§ Task details:
Copy all records verbatim, images excluded.

┌──

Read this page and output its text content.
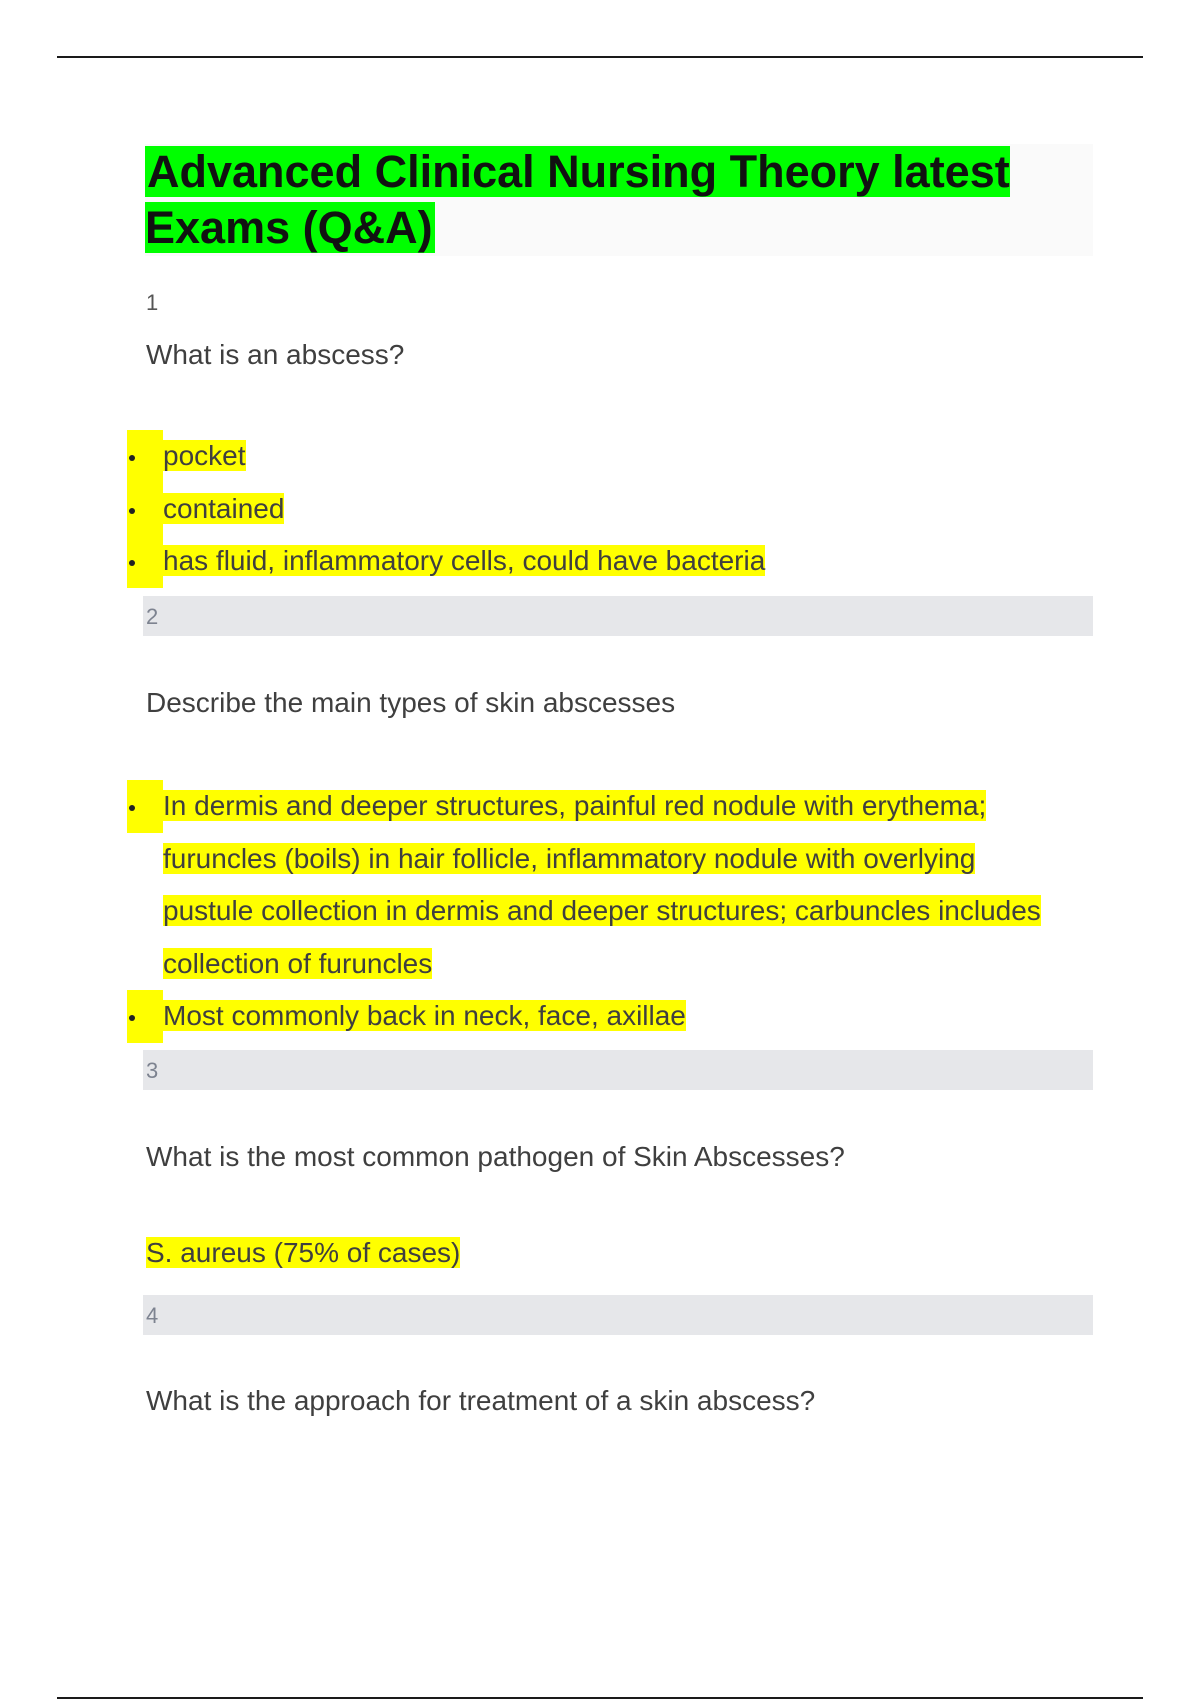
Advanced Clinical Nursing Theory latest Exams (Q&A)
1

What is an abscess?

pocket
contained
has fluid, inflammatory cells, could have bacteria
2

Describe the main types of skin abscesses

In dermis and deeper structures, painful red nodule with erythema; furuncles (boils) in hair follicle, inflammatory nodule with overlying pustule collection in dermis and deeper structures; carbuncles includes collection of furuncles
Most commonly back in neck, face, axillae
3

What is the most common pathogen of Skin Abscesses?

S. aureus (75% of cases)

4

What is the approach for treatment of a skin abscess?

└──

§ Exercise result:
Read this page and output its text content.
Advanced Clinical Nursing Theory latest Exams (Q&A)
1

What is an abscess?

pocket
contained
has fluid, inflammatory cells, could have bacteria
2

Describe the main types of skin abscesses

In dermis and deeper structures, painful red nodule with erythema; furuncles (boils) in hair follicle, inflammatory nodule with overlying pustule collection in dermis and deeper structures; carbuncles includes collection of furuncles
Most commonly back in neck, face, axillae
3

What is the most common pathogen of Skin Abscesses?

S. aureus (75% of cases)

4

What is the approach for treatment of a skin abscess?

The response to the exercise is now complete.